(Data entries)
--------------------
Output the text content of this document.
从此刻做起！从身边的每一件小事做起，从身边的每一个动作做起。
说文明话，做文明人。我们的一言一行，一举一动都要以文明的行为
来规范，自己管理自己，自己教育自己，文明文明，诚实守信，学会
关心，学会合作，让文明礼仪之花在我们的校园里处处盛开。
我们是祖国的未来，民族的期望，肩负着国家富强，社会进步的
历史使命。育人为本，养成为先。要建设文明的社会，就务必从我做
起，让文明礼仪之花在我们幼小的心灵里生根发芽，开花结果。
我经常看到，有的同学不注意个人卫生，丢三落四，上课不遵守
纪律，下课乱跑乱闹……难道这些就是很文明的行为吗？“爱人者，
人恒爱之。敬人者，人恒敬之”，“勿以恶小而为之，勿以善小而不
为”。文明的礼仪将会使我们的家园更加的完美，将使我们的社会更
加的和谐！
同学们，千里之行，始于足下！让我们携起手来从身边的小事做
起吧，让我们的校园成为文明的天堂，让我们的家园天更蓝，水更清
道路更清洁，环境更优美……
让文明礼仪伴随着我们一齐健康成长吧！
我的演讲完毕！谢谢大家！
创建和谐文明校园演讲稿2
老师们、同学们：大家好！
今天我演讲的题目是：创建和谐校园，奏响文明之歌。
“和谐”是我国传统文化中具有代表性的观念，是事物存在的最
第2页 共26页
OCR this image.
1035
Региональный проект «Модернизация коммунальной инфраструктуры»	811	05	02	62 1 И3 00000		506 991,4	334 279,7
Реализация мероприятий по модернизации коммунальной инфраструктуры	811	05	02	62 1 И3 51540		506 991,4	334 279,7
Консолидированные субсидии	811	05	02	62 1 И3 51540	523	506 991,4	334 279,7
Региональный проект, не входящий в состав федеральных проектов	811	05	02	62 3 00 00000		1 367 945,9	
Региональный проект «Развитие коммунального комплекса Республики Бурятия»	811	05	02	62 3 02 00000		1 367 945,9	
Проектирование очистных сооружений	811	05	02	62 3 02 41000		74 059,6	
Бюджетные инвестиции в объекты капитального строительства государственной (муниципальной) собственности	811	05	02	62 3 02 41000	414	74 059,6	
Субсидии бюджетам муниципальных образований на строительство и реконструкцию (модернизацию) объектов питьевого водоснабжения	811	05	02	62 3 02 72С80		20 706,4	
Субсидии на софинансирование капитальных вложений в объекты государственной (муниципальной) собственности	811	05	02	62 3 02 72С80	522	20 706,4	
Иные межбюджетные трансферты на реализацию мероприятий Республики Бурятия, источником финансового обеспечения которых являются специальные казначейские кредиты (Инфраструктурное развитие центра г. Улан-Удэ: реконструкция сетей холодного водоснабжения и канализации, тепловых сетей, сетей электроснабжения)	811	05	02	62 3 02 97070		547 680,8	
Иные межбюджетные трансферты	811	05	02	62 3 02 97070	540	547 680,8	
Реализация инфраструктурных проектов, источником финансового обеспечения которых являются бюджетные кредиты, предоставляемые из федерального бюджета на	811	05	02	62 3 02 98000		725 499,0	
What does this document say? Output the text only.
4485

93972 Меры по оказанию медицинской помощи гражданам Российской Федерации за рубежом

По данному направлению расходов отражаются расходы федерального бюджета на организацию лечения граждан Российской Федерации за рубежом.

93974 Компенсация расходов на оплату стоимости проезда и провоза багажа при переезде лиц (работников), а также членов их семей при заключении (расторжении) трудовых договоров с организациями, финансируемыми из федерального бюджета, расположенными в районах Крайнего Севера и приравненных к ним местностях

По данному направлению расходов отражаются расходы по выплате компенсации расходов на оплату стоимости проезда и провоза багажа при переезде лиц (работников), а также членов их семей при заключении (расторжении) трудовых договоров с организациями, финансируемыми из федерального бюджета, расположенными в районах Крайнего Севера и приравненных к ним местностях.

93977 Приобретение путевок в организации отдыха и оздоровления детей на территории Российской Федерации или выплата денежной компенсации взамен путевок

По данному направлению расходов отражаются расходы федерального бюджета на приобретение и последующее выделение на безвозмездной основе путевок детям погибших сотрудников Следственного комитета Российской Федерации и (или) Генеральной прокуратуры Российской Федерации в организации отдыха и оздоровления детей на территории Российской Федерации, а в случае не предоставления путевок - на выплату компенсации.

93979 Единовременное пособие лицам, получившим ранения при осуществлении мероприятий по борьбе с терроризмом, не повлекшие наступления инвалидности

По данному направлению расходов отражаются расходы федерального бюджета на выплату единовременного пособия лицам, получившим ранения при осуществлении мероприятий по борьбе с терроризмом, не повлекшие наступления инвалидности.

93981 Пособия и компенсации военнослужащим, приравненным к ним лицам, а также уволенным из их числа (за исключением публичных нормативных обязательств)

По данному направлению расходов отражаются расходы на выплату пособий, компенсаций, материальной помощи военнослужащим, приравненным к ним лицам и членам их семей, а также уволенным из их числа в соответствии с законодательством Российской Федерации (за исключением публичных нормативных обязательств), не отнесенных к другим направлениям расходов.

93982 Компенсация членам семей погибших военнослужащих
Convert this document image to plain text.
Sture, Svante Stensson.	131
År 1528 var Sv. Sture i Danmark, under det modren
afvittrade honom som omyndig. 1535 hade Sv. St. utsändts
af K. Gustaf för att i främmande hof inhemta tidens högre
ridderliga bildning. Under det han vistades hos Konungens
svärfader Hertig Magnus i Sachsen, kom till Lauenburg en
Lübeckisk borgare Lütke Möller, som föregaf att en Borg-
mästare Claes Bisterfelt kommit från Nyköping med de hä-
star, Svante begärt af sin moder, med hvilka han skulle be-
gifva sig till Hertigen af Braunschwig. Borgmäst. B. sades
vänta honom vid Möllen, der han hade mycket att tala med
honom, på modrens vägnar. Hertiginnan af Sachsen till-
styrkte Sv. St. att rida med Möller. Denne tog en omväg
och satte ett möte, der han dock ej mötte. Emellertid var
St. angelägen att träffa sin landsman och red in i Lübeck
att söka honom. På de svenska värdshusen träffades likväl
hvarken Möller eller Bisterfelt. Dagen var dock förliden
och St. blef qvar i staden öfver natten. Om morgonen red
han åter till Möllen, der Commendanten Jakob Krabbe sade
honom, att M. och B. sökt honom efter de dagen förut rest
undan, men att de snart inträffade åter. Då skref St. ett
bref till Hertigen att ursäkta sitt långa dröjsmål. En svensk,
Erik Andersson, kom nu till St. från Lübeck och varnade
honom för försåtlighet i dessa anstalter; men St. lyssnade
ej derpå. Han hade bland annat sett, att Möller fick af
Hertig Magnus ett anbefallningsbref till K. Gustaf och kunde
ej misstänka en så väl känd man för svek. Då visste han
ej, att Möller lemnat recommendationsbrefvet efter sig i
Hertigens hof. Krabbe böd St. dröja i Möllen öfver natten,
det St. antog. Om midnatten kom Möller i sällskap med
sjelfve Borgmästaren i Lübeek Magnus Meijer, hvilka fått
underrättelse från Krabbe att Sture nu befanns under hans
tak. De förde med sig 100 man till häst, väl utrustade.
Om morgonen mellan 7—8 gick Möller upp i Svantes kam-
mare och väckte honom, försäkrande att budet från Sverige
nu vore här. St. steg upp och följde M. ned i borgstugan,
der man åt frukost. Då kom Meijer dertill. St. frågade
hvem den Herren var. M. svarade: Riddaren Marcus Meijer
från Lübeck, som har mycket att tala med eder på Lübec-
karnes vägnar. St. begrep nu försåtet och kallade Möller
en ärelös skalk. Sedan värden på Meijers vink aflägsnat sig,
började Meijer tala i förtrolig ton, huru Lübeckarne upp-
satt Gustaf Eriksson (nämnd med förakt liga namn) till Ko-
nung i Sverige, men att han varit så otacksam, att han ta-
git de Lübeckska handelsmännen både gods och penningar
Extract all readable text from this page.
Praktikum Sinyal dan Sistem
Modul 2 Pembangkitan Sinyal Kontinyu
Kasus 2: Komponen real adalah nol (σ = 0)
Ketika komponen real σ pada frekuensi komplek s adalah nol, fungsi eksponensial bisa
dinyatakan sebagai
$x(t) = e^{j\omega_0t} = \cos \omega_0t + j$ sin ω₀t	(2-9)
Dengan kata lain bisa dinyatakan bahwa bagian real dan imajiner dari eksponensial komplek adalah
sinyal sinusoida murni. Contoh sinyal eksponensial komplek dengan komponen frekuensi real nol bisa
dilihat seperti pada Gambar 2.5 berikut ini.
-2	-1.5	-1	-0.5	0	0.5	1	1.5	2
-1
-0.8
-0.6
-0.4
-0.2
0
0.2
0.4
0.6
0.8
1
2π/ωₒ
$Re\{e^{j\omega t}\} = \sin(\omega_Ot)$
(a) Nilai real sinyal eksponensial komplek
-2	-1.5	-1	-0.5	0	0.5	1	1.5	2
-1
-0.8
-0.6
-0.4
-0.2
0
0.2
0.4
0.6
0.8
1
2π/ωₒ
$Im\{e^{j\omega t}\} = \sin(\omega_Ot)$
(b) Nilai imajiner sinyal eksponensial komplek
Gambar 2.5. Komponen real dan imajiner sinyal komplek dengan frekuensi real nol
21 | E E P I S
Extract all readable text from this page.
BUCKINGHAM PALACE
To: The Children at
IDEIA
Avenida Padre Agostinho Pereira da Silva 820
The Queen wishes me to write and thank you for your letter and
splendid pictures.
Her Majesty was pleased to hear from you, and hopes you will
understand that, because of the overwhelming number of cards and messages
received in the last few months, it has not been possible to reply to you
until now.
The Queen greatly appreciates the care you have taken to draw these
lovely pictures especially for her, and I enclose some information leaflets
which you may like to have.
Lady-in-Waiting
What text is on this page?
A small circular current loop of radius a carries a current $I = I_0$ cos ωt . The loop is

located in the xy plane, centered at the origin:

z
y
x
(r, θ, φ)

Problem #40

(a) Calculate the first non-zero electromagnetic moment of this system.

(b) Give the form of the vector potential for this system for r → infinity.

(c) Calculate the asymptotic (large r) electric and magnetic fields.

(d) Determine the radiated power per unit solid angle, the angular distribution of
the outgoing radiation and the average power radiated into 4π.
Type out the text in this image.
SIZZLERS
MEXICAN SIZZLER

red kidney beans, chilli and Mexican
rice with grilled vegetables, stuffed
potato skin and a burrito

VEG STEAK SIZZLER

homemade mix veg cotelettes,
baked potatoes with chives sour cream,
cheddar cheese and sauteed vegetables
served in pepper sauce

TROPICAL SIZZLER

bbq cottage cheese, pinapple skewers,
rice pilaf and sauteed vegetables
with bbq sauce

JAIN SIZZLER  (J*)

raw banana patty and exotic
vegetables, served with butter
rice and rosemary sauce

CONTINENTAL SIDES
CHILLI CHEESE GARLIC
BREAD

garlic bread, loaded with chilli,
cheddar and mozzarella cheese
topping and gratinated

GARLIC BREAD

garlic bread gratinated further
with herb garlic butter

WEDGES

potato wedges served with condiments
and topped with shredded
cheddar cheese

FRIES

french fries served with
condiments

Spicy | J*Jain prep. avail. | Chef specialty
--------------------
[Prompt]: In the records above, collect each line with "served".

[Answer in full]:
served in pepper sauce
vegetables, served with butter
potato wedges served with condiments
french fries served with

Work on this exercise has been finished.